→ **Records from a collection**
# # # # # # #

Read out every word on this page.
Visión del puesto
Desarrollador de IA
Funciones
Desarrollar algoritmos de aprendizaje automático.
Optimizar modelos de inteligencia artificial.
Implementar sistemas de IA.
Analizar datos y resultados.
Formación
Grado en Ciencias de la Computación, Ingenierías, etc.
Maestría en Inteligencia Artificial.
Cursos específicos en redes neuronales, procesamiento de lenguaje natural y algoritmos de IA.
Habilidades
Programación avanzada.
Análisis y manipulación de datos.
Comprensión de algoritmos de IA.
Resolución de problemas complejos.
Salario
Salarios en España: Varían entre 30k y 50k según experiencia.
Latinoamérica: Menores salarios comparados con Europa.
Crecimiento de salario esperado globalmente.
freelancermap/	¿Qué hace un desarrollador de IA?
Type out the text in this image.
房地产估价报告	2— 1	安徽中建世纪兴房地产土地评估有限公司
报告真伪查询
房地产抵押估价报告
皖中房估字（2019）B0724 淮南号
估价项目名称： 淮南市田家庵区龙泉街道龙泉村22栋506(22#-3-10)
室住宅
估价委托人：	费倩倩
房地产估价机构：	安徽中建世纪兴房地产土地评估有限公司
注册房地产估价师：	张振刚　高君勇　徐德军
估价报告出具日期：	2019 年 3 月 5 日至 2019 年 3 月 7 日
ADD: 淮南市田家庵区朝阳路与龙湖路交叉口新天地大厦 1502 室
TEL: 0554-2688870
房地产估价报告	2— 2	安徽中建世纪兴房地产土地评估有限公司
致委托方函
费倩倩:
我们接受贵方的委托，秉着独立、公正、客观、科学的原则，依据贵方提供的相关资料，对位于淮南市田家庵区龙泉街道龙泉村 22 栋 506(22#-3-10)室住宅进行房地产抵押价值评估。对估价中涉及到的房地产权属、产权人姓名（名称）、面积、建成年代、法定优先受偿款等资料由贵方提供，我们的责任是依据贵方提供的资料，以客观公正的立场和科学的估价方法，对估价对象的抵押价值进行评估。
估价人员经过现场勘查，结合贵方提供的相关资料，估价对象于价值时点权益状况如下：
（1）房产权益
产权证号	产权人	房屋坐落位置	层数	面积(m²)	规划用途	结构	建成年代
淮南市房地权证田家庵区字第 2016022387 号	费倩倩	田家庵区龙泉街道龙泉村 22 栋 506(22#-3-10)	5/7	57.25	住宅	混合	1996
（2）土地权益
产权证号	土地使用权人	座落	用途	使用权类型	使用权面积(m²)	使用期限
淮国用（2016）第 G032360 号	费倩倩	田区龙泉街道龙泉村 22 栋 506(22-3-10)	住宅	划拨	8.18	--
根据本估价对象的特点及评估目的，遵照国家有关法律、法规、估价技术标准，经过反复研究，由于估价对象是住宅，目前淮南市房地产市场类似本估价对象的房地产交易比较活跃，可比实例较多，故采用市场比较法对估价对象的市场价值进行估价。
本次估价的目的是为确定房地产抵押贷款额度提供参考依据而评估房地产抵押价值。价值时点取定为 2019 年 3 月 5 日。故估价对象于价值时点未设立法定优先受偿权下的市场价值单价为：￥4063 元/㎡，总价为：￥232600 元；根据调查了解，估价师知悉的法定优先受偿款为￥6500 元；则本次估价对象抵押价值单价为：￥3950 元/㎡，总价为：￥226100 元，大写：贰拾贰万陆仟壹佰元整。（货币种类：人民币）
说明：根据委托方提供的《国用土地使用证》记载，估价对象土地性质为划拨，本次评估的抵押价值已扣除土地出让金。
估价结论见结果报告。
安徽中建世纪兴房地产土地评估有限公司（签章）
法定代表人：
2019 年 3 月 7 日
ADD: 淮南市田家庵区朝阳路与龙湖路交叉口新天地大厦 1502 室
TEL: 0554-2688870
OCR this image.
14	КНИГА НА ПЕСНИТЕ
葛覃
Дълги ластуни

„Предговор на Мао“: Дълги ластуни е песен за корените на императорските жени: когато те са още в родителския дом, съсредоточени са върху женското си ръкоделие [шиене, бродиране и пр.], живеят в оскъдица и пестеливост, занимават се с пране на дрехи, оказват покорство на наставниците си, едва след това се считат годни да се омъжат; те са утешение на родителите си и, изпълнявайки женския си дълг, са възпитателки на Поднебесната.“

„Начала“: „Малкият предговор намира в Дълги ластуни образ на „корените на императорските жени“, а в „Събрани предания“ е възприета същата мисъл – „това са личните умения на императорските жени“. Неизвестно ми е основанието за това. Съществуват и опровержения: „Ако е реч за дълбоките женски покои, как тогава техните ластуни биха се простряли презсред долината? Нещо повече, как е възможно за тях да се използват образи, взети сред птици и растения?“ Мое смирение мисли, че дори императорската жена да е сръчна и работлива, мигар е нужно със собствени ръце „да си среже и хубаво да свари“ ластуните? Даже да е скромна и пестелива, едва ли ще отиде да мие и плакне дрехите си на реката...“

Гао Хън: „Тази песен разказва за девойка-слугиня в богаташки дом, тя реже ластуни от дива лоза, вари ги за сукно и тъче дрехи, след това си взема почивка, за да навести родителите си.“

# # # # # # #

→ **STATED GOAL**
Write out the full set of records exactly as given.

→ **IN RESPONSE**
Read out every word on this page.
Visión del puesto
Desarrollador de IA
Funciones
Desarrollar algoritmos de aprendizaje automático.
Optimizar modelos de inteligencia artificial.
Implementar sistemas de IA.
Analizar datos y resultados.
Formación
Grado en Ciencias de la Computación, Ingenierías, etc.
Maestría en Inteligencia Artificial.
Cursos específicos en redes neuronales, procesamiento de lenguaje natural y algoritmos de IA.
Habilidades
Programación avanzada.
Análisis y manipulación de datos.
Comprensión de algoritmos de IA.
Resolución de problemas complejos.
Salario
Salarios en España: Varían entre 30k y 50k según experiencia.
Latinoamérica: Menores salarios comparados con Europa.
Crecimiento de salario esperado globalmente.
freelancermap/	¿Qué hace un desarrollador de IA?
Type out the text in this image.
房地产估价报告	2— 1	安徽中建世纪兴房地产土地评估有限公司
报告真伪查询
房地产抵押估价报告
皖中房估字（2019）B0724 淮南号
估价项目名称： 淮南市田家庵区龙泉街道龙泉村22栋506(22#-3-10)
室住宅
估价委托人：	费倩倩
房地产估价机构：	安徽中建世纪兴房地产土地评估有限公司
注册房地产估价师：	张振刚　高君勇　徐德军
估价报告出具日期：	2019 年 3 月 5 日至 2019 年 3 月 7 日
ADD: 淮南市田家庵区朝阳路与龙湖路交叉口新天地大厦 1502 室
TEL: 0554-2688870
房地产估价报告	2— 2	安徽中建世纪兴房地产土地评估有限公司
致委托方函
费倩倩:
我们接受贵方的委托，秉着独立、公正、客观、科学的原则，依据贵方提供的相关资料，对位于淮南市田家庵区龙泉街道龙泉村 22 栋 506(22#-3-10)室住宅进行房地产抵押价值评估。对估价中涉及到的房地产权属、产权人姓名（名称）、面积、建成年代、法定优先受偿款等资料由贵方提供，我们的责任是依据贵方提供的资料，以客观公正的立场和科学的估价方法，对估价对象的抵押价值进行评估。
估价人员经过现场勘查，结合贵方提供的相关资料，估价对象于价值时点权益状况如下：
（1）房产权益
产权证号	产权人	房屋坐落位置	层数	面积(m²)	规划用途	结构	建成年代
淮南市房地权证田家庵区字第 2016022387 号	费倩倩	田家庵区龙泉街道龙泉村 22 栋 506(22#-3-10)	5/7	57.25	住宅	混合	1996
（2）土地权益
产权证号	土地使用权人	座落	用途	使用权类型	使用权面积(m²)	使用期限
淮国用（2016）第 G032360 号	费倩倩	田区龙泉街道龙泉村 22 栋 506(22-3-10)	住宅	划拨	8.18	--
根据本估价对象的特点及评估目的，遵照国家有关法律、法规、估价技术标准，经过反复研究，由于估价对象是住宅，目前淮南市房地产市场类似本估价对象的房地产交易比较活跃，可比实例较多，故采用市场比较法对估价对象的市场价值进行估价。
本次估价的目的是为确定房地产抵押贷款额度提供参考依据而评估房地产抵押价值。价值时点取定为 2019 年 3 月 5 日。故估价对象于价值时点未设立法定优先受偿权下的市场价值单价为：￥4063 元/㎡，总价为：￥232600 元；根据调查了解，估价师知悉的法定优先受偿款为￥6500 元；则本次估价对象抵押价值单价为：￥3950 元/㎡，总价为：￥226100 元，大写：贰拾贰万陆仟壹佰元整。（货币种类：人民币）
说明：根据委托方提供的《国用土地使用证》记载，估价对象土地性质为划拨，本次评估的抵押价值已扣除土地出让金。
估价结论见结果报告。
安徽中建世纪兴房地产土地评估有限公司（签章）
法定代表人：
2019 年 3 月 7 日
ADD: 淮南市田家庵区朝阳路与龙湖路交叉口新天地大厦 1502 室
TEL: 0554-2688870
OCR this image.
14	КНИГА НА ПЕСНИТЕ
葛覃
Дълги ластуни

„Предговор на Мао“: Дълги ластуни е песен за корените на императорските жени: когато те са още в родителския дом, съсредоточени са върху женското си ръкоделие [шиене, бродиране и пр.], живеят в оскъдица и пестеливост, занимават се с пране на дрехи, оказват покорство на наставниците си, едва след това се считат годни да се омъжат; те са утешение на родителите си и, изпълнявайки женския си дълг, са възпитателки на Поднебесната.“

„Начала“: „Малкият предговор намира в Дълги ластуни образ на „корените на императорските жени“, а в „Събрани предания“ е възприета същата мисъл – „това са личните умения на императорските жени“. Неизвестно ми е основанието за това. Съществуват и опровержения: „Ако е реч за дълбоките женски покои, как тогава техните ластуни биха се простряли презсред долината? Нещо повече, как е възможно за тях да се използват образи, взети сред птици и растения?“ Мое смирение мисли, че дори императорската жена да е сръчна и работлива, мигар е нужно със собствени ръце „да си среже и хубаво да свари“ ластуните? Даже да е скромна и пестелива, едва ли ще отиде да мие и плакне дрехите си на реката...“

Гао Хън: „Тази песен разказва за девойка-слугиня в богаташки дом, тя реже ластуни от дива лоза, вари ги за сукно и тъче дрехи, след това си взема почивка, за да навести родителите си.“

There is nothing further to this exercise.